**DIRECTION**
Search the records that follow and extract every line containing the string "есть".

**STORED RECORDS**

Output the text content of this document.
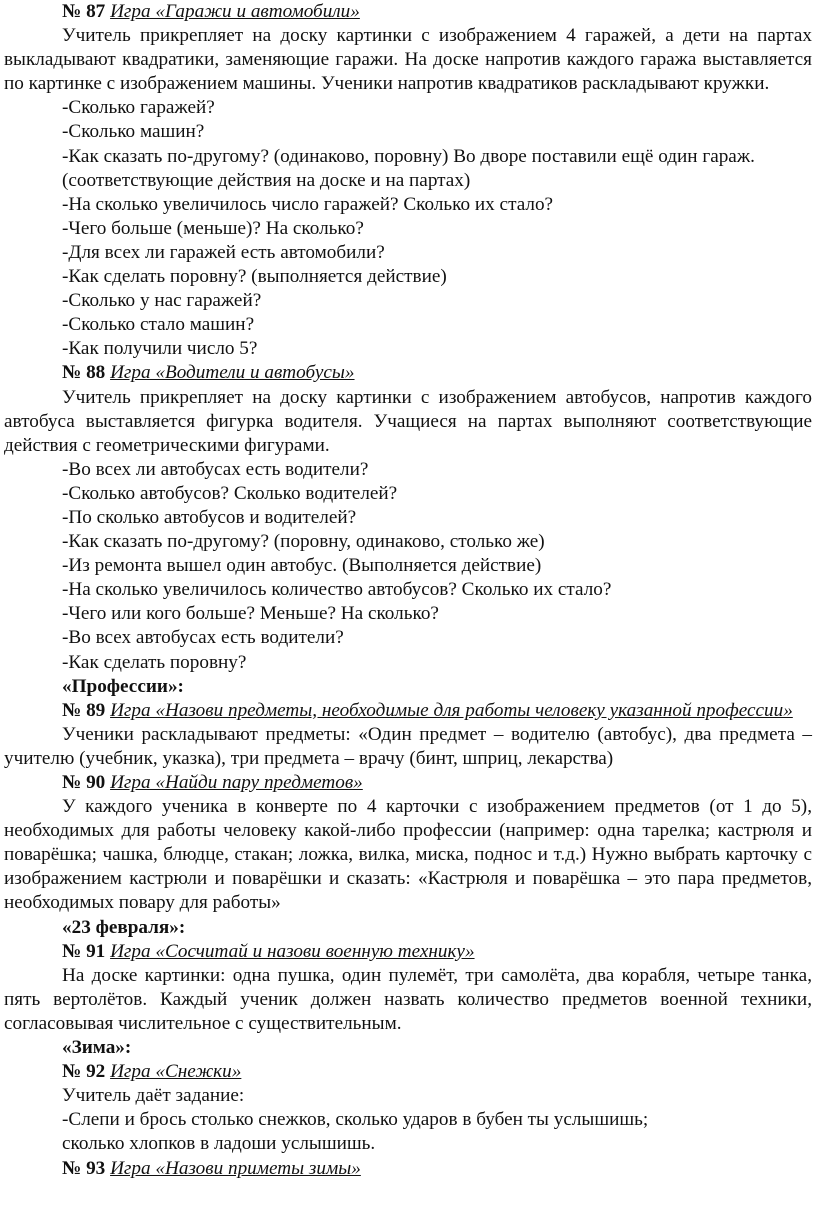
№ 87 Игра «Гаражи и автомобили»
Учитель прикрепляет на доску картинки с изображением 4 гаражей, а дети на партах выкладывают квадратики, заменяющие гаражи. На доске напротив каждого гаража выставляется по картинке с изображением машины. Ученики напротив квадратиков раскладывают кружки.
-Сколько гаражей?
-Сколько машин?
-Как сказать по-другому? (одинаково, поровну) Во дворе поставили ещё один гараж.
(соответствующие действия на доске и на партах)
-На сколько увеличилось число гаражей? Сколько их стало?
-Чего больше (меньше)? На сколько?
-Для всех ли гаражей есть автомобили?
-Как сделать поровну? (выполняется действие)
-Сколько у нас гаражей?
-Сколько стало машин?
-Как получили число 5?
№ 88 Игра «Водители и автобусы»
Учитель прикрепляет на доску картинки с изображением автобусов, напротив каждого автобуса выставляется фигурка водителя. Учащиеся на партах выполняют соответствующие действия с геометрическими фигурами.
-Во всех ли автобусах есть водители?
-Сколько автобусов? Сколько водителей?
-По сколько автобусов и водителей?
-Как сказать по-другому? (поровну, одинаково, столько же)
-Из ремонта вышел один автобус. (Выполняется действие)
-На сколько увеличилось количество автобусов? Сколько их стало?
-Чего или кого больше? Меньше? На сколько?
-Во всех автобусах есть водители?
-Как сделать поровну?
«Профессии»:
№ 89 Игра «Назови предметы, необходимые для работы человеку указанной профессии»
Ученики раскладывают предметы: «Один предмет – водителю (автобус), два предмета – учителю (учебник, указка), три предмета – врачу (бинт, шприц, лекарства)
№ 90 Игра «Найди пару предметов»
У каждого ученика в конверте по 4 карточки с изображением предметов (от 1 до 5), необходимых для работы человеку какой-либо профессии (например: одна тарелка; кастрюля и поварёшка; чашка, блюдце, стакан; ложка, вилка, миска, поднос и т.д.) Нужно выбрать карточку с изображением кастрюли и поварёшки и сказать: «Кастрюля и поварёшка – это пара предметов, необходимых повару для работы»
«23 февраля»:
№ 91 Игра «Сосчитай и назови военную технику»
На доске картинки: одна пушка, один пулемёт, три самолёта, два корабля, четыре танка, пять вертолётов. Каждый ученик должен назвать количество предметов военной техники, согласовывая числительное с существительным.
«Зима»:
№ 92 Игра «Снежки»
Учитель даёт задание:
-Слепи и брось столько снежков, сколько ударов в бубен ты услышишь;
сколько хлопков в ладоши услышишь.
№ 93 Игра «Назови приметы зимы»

* * *

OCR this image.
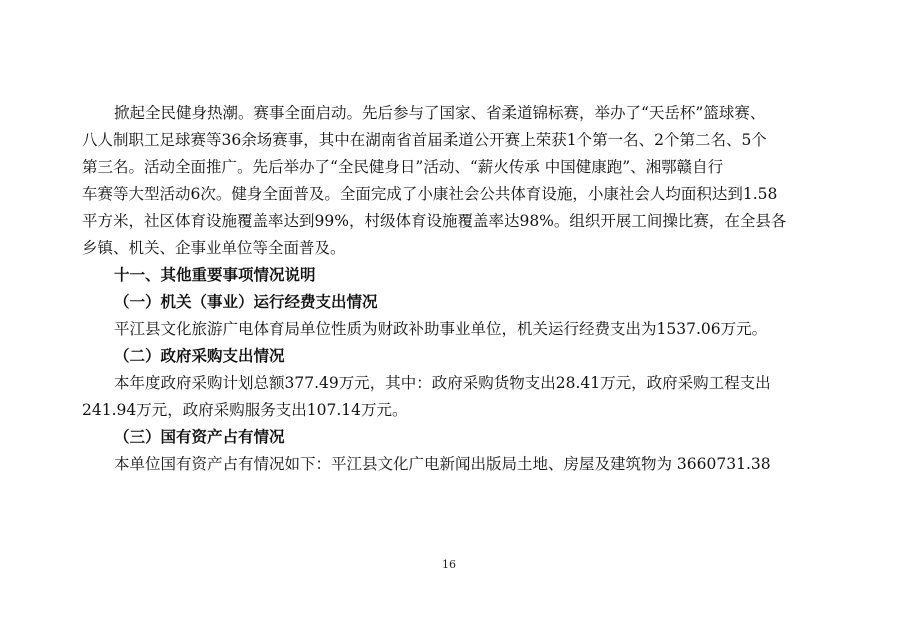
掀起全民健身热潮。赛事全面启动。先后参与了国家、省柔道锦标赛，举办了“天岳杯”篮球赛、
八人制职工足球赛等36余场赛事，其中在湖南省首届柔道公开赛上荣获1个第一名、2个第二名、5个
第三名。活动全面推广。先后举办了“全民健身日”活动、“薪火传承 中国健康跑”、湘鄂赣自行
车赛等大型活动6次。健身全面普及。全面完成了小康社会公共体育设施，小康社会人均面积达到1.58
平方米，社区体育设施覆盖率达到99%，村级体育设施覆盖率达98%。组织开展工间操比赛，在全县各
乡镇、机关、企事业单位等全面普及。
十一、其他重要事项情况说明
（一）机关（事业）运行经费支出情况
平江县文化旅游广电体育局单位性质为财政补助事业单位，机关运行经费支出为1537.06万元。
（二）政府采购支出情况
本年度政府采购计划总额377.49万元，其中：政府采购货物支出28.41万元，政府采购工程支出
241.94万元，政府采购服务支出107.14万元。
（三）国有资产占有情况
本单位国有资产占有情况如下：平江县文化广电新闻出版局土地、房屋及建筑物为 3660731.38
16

...

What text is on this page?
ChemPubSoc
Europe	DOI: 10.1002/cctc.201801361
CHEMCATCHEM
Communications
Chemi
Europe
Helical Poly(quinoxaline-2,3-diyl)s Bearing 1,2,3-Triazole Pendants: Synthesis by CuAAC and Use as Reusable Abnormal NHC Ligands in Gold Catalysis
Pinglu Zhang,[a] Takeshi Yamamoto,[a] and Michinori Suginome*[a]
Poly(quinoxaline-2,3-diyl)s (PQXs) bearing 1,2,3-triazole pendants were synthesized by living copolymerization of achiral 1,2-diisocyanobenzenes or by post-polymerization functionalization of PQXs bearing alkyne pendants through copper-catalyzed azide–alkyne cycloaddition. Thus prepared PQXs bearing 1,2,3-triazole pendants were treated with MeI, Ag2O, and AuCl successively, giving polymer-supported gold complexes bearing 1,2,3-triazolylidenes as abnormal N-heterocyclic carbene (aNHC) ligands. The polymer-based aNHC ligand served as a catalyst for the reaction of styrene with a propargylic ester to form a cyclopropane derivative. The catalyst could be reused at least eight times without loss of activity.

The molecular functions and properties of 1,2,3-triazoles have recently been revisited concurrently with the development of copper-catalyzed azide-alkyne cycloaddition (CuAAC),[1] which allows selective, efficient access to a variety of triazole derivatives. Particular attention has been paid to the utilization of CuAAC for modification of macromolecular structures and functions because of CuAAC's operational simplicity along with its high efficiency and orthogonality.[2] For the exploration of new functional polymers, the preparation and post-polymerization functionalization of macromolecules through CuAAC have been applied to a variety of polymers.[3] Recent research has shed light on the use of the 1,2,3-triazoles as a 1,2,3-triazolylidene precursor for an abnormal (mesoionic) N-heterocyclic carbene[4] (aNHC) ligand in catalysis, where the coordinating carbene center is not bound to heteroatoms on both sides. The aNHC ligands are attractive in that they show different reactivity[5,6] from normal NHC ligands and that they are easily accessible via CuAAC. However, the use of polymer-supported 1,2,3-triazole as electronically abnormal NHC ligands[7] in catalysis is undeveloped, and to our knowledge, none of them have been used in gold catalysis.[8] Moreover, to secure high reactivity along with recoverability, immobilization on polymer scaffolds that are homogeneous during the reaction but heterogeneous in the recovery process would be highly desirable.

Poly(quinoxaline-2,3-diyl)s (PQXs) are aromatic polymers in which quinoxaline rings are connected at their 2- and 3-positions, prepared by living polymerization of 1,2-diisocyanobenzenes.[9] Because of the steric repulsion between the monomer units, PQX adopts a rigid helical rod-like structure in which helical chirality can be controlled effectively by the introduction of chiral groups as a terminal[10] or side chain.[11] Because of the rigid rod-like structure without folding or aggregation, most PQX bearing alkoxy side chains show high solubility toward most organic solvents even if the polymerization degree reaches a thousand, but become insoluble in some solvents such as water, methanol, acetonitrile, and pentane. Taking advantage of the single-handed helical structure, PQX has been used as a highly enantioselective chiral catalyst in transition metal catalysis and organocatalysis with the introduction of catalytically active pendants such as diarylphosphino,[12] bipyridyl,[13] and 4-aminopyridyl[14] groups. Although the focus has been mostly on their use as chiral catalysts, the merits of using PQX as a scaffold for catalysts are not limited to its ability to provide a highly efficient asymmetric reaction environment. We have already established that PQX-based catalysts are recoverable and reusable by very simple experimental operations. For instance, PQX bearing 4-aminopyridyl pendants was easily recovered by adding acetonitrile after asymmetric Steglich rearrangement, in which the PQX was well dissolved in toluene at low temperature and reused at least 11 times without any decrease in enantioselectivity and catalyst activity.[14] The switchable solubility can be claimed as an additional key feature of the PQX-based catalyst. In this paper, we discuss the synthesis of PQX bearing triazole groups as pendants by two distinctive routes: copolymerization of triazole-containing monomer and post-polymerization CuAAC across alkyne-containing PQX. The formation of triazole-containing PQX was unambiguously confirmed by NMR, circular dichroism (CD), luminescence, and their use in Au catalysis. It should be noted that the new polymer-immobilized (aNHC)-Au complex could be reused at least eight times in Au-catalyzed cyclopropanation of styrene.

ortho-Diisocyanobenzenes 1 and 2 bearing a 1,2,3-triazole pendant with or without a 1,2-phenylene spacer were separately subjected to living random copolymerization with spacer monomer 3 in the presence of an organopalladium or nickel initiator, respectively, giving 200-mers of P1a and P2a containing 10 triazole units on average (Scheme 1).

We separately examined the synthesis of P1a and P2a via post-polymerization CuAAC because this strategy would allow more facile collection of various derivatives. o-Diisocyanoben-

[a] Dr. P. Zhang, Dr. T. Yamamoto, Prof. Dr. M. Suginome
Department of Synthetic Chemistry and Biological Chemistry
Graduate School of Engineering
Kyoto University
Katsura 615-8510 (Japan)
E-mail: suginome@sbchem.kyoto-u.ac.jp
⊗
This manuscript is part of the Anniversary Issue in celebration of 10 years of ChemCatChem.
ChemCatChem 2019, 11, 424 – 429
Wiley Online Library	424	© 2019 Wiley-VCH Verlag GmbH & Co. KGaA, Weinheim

**ANSWER FOR THE TASK**
-Для всех ли гаражей есть автомобили?
-Во всех ли автобусах есть водители?
-Во всех автобусах есть водители?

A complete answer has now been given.